Description of the task
Pick out every line holding the string "benytter" and copy it.

━━━━━━

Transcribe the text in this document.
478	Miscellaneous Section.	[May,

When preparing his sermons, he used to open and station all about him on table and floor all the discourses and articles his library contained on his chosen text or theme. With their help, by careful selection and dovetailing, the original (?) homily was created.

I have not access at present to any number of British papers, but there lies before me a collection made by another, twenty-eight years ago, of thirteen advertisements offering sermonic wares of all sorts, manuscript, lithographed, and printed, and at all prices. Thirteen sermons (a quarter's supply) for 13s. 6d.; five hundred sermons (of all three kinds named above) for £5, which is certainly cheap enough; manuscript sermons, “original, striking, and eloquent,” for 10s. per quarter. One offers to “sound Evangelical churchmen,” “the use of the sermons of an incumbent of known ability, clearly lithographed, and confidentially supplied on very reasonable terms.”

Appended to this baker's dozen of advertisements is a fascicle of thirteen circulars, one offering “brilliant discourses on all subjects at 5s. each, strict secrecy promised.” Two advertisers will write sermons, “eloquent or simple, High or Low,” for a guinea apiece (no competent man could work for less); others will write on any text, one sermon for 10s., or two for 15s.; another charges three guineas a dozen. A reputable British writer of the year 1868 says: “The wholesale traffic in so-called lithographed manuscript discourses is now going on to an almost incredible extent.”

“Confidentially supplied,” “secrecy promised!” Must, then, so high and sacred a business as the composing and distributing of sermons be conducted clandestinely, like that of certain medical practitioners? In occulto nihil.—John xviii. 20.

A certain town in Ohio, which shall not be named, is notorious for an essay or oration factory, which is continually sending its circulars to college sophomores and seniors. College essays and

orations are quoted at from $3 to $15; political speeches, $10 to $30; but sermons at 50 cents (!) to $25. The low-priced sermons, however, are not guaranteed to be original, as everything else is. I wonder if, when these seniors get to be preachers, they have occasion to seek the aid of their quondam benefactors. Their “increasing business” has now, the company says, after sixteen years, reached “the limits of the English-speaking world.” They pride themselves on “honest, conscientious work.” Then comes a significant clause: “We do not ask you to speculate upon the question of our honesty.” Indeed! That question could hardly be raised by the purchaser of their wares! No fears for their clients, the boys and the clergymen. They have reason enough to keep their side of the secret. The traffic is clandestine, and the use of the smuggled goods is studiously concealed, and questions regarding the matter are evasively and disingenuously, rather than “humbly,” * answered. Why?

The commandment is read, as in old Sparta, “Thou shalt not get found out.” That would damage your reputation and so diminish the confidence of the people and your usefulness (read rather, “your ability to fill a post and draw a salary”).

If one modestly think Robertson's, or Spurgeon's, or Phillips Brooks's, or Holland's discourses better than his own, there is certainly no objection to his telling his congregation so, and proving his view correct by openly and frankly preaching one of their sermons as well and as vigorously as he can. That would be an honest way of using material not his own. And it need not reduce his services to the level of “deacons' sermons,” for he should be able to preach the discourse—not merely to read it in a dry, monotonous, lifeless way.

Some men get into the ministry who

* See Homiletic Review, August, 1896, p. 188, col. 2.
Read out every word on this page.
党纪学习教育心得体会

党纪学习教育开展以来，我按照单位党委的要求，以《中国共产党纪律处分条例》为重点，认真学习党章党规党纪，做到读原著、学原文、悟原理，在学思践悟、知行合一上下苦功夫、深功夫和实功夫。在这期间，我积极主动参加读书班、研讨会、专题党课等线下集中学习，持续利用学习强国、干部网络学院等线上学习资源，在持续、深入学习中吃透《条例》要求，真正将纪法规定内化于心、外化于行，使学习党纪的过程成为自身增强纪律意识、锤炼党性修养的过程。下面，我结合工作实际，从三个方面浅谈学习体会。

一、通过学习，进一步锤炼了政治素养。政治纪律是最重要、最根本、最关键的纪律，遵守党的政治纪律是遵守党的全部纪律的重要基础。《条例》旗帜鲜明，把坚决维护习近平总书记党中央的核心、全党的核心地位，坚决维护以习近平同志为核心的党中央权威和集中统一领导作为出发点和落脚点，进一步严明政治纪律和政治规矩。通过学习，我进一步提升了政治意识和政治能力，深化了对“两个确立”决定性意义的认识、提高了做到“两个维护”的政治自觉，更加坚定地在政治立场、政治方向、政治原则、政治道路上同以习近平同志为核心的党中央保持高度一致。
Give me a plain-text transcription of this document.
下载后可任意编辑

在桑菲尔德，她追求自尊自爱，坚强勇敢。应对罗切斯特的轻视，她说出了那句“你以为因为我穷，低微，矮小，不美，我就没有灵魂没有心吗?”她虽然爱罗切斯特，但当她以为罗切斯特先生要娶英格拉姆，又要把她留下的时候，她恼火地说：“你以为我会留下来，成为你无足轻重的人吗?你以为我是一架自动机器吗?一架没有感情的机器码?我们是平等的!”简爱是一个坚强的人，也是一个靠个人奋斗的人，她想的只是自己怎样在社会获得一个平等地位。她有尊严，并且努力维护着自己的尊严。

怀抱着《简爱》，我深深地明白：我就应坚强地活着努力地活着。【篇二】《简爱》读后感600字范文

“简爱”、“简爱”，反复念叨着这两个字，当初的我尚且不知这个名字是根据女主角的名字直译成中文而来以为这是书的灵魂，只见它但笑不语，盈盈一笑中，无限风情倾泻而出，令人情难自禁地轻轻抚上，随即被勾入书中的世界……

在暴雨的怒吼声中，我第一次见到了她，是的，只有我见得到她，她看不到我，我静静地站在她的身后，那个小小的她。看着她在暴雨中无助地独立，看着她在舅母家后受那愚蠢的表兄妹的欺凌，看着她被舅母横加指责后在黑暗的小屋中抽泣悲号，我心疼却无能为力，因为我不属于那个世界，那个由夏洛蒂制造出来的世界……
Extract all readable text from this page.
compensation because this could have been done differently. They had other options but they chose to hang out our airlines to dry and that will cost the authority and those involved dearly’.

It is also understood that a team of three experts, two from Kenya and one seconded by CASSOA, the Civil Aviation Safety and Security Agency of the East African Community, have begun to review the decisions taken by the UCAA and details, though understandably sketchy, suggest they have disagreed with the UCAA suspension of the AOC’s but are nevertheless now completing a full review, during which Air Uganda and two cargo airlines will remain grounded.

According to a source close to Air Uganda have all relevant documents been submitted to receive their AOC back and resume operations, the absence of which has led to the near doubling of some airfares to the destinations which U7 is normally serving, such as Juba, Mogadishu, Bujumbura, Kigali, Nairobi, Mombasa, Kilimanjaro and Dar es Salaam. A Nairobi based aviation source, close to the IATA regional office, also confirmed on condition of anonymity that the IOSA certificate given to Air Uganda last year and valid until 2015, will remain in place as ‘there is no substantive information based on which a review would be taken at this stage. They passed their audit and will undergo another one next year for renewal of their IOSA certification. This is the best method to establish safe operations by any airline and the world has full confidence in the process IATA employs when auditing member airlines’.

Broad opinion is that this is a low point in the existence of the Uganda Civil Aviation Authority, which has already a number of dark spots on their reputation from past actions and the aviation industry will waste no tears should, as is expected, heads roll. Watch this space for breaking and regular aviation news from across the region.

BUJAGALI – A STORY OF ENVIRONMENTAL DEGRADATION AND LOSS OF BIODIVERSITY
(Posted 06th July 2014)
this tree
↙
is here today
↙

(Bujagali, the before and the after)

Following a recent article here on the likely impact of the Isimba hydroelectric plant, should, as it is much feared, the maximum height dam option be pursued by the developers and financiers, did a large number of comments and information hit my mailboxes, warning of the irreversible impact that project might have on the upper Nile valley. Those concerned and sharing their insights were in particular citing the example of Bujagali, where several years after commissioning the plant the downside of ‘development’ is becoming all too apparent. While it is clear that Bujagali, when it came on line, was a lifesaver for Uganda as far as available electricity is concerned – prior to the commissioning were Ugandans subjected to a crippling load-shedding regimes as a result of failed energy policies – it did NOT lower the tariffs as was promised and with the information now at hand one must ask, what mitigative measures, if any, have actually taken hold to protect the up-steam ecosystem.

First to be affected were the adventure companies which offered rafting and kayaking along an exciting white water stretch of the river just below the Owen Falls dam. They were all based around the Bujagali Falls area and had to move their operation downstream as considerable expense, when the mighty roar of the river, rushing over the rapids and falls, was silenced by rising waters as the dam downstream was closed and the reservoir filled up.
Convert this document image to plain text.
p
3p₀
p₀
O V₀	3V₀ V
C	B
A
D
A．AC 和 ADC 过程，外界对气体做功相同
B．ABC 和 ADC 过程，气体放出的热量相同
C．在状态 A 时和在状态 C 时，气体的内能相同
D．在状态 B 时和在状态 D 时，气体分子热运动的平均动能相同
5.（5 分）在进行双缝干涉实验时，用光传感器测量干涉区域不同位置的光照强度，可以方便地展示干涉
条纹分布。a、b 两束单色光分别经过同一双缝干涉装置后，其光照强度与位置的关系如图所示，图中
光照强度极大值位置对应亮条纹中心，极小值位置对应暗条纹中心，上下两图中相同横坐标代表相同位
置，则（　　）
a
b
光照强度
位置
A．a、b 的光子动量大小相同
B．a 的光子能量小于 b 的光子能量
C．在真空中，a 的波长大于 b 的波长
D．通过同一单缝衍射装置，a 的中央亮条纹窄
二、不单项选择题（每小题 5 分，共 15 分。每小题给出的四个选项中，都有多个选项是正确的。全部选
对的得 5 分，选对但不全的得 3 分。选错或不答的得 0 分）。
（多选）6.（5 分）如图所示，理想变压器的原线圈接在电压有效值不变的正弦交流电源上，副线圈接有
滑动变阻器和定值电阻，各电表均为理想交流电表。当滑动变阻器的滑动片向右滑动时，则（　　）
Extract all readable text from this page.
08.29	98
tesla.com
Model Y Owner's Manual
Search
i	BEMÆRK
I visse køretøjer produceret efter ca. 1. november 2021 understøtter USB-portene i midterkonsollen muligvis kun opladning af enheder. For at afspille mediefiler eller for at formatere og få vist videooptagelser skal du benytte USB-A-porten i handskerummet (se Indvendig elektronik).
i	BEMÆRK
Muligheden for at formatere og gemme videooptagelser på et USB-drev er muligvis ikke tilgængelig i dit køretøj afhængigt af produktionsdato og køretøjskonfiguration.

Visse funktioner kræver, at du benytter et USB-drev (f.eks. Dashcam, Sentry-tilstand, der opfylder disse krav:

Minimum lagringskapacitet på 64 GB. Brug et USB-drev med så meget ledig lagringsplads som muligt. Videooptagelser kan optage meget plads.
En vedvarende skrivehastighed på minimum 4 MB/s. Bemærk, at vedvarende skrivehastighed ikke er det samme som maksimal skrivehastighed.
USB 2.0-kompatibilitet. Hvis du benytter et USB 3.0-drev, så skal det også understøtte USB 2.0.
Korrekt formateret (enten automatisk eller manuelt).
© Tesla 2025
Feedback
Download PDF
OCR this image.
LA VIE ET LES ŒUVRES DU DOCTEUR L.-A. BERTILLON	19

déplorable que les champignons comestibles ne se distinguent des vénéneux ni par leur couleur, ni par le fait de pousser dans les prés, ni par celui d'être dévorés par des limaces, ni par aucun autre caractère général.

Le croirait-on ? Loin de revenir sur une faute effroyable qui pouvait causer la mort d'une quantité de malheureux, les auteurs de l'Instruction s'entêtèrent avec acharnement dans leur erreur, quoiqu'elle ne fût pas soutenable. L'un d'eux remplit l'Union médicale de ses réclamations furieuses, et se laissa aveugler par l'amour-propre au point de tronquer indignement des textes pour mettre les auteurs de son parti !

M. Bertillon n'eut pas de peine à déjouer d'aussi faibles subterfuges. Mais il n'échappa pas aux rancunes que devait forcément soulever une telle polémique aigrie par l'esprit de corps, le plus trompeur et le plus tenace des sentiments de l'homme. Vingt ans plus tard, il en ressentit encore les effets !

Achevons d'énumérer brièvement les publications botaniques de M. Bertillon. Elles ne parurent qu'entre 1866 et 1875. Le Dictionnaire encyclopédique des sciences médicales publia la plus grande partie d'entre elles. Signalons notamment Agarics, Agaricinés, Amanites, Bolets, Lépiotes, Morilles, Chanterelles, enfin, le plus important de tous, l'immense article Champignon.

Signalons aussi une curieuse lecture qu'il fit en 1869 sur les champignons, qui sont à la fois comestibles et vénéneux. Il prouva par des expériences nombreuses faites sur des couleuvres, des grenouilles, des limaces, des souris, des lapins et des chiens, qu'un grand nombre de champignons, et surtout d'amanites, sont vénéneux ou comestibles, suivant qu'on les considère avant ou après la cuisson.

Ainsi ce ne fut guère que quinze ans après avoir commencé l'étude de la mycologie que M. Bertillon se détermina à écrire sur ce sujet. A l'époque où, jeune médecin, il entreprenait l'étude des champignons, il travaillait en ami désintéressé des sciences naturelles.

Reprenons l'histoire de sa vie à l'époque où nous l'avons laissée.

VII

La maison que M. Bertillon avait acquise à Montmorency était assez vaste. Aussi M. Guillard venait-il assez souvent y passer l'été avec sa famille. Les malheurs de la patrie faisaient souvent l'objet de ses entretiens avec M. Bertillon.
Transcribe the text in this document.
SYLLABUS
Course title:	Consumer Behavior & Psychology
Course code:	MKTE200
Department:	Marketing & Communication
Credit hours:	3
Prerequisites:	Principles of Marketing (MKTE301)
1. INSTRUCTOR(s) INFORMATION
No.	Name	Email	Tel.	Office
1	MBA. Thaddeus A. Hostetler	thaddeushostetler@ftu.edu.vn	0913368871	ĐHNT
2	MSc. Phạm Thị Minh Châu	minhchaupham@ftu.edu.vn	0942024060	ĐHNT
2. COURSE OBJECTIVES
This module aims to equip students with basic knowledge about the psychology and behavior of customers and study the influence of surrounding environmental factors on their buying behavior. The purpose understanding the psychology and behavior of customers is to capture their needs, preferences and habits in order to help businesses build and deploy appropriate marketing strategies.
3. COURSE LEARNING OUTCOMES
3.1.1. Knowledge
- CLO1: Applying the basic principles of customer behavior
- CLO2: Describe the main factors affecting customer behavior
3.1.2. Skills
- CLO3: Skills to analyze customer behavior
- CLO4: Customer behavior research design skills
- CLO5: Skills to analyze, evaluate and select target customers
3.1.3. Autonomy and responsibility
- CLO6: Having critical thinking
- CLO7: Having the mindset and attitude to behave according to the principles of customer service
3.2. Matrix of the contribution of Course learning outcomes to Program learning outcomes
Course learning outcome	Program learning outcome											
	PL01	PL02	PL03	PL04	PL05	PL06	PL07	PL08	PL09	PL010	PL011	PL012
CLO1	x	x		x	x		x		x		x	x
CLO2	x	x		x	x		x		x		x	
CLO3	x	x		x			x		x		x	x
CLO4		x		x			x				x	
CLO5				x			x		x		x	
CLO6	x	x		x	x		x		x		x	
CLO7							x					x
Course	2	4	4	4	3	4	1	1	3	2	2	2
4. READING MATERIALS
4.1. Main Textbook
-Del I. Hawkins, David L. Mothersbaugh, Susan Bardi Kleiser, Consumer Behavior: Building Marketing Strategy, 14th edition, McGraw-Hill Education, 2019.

━━━━━━

Written solution
Visse funktioner kræver, at du benytter et USB-drev (f.eks. Dashcam, Sentry-tilstand, der opfylder disse krav:
USB 2.0-kompatibilitet. Hvis du benytter et USB 3.0-drev, så skal det også understøtte USB 2.0.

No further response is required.